TASK PROMPT:
Tally each line where the word "name" occurs, then give only the total.

---- RECORD EXCERPTS

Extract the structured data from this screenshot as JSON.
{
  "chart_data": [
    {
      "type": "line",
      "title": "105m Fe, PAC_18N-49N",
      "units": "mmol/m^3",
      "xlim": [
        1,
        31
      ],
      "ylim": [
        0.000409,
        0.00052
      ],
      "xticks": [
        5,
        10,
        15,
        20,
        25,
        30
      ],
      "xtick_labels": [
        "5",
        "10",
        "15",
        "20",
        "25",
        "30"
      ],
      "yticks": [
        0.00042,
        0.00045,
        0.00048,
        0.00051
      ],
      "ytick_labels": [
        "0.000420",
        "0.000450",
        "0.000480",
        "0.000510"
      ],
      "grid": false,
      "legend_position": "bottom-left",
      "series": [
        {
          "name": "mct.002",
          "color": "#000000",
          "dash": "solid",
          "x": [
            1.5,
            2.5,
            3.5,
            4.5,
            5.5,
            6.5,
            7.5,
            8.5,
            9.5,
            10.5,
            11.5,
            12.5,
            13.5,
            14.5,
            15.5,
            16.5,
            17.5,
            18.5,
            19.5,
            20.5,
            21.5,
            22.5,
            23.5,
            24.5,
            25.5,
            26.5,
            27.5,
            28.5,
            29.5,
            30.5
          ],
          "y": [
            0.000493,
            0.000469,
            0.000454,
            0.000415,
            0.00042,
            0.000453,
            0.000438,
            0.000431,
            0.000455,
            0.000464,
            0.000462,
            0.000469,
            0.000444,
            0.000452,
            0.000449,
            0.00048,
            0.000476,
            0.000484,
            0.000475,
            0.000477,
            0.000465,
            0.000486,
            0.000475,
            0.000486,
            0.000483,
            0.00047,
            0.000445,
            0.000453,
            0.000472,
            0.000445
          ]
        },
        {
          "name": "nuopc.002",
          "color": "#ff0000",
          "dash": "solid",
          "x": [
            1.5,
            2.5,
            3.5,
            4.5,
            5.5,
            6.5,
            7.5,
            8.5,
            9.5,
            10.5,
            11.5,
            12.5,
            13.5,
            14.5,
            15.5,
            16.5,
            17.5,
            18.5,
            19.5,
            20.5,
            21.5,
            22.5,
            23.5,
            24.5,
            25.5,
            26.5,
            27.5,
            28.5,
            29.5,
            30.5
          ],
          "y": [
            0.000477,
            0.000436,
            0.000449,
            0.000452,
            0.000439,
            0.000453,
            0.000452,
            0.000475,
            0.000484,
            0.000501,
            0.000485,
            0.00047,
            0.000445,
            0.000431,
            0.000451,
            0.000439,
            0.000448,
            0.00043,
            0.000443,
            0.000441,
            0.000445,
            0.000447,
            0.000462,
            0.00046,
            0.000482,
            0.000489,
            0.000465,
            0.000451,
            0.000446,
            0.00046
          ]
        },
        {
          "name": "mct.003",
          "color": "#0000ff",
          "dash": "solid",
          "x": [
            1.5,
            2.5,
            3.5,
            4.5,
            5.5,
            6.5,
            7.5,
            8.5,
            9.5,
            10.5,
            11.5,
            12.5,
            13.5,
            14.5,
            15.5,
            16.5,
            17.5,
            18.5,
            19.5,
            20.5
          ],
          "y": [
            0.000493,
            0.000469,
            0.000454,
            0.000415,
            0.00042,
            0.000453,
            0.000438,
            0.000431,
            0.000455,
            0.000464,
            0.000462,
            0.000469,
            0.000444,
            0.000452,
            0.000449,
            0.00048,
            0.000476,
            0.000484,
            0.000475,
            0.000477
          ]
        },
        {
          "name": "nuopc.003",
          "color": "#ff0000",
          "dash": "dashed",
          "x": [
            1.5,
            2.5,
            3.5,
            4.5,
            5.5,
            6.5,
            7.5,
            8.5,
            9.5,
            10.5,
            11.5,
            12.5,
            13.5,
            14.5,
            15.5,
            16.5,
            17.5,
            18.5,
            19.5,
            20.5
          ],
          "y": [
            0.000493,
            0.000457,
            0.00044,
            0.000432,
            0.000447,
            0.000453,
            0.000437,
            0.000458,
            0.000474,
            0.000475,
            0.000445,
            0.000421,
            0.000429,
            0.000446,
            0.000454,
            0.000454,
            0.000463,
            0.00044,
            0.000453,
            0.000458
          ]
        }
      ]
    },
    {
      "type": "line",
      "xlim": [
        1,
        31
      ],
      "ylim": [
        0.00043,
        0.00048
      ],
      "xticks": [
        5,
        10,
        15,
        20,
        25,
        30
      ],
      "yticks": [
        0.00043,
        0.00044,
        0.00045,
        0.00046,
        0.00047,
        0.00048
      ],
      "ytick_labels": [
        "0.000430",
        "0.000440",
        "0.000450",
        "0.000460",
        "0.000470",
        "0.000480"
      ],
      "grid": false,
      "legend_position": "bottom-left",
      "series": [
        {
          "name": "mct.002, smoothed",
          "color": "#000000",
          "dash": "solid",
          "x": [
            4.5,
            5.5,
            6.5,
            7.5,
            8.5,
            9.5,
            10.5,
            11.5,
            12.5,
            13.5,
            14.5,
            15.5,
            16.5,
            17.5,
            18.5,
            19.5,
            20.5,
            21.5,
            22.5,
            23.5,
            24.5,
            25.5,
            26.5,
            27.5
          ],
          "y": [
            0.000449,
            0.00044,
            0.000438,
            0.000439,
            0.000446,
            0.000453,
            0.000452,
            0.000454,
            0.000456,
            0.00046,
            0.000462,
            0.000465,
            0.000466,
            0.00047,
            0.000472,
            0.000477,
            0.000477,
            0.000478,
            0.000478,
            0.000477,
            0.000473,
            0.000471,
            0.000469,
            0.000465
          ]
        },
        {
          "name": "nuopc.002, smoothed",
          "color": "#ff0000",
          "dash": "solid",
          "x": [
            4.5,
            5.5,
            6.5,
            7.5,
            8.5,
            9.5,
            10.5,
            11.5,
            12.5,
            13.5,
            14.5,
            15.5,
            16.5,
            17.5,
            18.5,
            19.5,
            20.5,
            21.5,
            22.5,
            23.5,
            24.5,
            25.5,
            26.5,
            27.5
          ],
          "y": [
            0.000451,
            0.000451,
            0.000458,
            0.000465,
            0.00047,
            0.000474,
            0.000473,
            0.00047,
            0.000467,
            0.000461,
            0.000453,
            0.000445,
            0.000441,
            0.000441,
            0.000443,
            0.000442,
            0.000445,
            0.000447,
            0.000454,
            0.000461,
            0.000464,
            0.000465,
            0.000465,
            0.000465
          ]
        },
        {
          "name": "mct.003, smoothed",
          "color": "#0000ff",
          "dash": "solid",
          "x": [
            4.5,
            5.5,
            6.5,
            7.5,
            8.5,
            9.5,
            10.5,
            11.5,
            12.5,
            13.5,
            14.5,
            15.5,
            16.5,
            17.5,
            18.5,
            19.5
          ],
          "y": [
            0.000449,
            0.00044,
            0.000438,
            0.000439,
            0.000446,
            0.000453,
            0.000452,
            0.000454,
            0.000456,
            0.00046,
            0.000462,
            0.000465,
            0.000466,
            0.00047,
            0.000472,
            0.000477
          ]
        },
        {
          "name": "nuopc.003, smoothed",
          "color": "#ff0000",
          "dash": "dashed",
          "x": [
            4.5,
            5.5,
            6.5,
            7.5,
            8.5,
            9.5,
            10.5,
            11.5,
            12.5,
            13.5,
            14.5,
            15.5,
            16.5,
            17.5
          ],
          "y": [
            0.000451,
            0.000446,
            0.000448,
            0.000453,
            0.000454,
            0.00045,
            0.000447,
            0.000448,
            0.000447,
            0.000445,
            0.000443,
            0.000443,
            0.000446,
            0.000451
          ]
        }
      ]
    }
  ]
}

--------

SOLUTION FOR THIS PROBLEM:
8